INSTRUCTION → Gather the lines below that include the string "plays", copying each in full.

· · ·

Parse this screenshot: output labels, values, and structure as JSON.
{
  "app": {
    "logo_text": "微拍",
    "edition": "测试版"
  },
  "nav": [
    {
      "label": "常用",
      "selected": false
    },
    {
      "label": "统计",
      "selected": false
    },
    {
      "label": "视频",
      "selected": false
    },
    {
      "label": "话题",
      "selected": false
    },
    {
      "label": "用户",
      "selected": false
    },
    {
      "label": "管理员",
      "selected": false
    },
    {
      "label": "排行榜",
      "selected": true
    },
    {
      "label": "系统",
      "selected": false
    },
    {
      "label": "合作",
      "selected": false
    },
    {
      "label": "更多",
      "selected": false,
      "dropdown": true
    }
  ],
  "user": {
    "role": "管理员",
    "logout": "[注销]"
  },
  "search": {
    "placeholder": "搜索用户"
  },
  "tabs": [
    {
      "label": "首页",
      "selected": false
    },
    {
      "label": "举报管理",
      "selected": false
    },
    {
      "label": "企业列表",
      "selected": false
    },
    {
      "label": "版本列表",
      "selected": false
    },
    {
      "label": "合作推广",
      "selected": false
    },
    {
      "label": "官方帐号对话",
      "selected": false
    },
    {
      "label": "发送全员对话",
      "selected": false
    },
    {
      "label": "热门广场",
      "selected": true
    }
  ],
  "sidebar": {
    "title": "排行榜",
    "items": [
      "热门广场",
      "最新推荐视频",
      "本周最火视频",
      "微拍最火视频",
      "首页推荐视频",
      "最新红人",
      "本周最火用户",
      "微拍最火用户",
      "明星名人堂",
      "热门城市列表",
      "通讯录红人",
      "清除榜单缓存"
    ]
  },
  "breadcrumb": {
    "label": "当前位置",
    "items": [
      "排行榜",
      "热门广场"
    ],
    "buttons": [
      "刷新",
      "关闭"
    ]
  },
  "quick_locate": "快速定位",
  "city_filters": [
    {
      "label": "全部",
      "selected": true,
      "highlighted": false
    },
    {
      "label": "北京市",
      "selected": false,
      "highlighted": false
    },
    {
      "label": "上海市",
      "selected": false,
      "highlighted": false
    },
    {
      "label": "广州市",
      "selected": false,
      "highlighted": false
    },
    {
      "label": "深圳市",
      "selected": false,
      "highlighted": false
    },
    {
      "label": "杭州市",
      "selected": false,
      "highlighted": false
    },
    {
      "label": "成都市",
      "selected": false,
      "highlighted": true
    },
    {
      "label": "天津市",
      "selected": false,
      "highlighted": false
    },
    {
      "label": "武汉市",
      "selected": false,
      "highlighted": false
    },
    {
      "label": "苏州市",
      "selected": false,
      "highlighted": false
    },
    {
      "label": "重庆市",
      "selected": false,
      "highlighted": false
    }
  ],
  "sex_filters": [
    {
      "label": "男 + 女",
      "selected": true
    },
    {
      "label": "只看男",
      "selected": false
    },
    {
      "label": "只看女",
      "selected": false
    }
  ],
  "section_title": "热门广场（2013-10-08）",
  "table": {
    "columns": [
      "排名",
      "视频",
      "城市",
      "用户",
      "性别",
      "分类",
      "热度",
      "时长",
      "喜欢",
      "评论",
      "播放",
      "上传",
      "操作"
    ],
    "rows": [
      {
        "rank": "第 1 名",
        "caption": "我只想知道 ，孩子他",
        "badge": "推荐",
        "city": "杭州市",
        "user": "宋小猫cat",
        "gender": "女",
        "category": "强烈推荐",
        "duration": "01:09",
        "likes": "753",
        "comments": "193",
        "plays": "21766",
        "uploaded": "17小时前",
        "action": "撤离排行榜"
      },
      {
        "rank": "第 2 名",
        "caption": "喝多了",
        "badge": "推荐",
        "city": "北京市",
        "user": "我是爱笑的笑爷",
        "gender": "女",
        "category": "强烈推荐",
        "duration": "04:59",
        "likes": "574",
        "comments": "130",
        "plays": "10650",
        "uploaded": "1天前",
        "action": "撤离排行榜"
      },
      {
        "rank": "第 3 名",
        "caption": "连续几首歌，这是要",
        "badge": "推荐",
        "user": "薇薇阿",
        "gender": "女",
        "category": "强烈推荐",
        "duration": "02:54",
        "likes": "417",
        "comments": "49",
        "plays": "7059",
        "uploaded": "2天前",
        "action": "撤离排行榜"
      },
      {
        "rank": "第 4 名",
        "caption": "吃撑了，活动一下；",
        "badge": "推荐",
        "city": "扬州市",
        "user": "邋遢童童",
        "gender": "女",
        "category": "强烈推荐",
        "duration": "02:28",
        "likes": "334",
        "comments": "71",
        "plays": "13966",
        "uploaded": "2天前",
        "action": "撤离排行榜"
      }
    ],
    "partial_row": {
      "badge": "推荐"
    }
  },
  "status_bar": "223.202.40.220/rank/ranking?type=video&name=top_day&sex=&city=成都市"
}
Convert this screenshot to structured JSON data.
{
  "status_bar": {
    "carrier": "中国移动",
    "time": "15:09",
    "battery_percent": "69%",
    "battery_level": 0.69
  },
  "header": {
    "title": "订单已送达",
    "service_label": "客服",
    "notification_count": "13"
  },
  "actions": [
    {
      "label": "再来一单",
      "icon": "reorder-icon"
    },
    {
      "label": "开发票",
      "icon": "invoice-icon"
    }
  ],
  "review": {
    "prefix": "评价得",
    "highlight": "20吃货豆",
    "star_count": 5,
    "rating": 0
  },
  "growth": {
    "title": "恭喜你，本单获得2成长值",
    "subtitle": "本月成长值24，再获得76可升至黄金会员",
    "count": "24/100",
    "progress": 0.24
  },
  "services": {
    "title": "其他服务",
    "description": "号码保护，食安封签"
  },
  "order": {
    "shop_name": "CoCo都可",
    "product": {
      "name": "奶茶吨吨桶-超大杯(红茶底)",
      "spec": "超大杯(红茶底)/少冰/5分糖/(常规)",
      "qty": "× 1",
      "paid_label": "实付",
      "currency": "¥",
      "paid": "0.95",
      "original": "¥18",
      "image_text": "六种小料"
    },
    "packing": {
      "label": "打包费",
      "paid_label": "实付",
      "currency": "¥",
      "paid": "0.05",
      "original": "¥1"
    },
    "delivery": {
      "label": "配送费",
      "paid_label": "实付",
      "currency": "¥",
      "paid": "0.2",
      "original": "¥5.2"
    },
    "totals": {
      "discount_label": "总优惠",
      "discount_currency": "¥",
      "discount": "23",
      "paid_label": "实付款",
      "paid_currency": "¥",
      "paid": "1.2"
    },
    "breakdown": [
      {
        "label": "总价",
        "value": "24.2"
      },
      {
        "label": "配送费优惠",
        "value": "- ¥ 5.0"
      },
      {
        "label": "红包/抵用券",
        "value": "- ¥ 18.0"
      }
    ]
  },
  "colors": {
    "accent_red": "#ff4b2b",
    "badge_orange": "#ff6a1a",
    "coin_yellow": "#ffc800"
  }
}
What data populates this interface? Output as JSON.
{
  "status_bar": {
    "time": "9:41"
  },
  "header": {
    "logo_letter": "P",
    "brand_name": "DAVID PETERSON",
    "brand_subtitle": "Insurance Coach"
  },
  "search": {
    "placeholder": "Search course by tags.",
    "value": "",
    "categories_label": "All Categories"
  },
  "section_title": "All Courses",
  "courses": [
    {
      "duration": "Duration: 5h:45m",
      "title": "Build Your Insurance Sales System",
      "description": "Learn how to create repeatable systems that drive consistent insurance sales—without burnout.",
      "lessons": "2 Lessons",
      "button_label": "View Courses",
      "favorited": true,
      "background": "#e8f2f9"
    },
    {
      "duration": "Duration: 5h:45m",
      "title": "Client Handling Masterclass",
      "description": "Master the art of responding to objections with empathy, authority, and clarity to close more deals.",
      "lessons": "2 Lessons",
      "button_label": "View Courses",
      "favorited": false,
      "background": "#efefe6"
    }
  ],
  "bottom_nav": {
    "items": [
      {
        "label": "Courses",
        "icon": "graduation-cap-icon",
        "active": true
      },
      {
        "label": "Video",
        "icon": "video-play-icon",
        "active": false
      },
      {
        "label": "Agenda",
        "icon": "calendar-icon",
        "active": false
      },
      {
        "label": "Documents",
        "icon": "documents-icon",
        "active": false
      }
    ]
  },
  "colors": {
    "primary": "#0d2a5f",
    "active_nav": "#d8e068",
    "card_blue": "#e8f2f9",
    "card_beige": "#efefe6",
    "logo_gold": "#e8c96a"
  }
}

· · ·

EXERCISE ANSWER →
        "plays": "21766",
        "plays": "10650",
        "plays": "7059",
        "plays": "13966",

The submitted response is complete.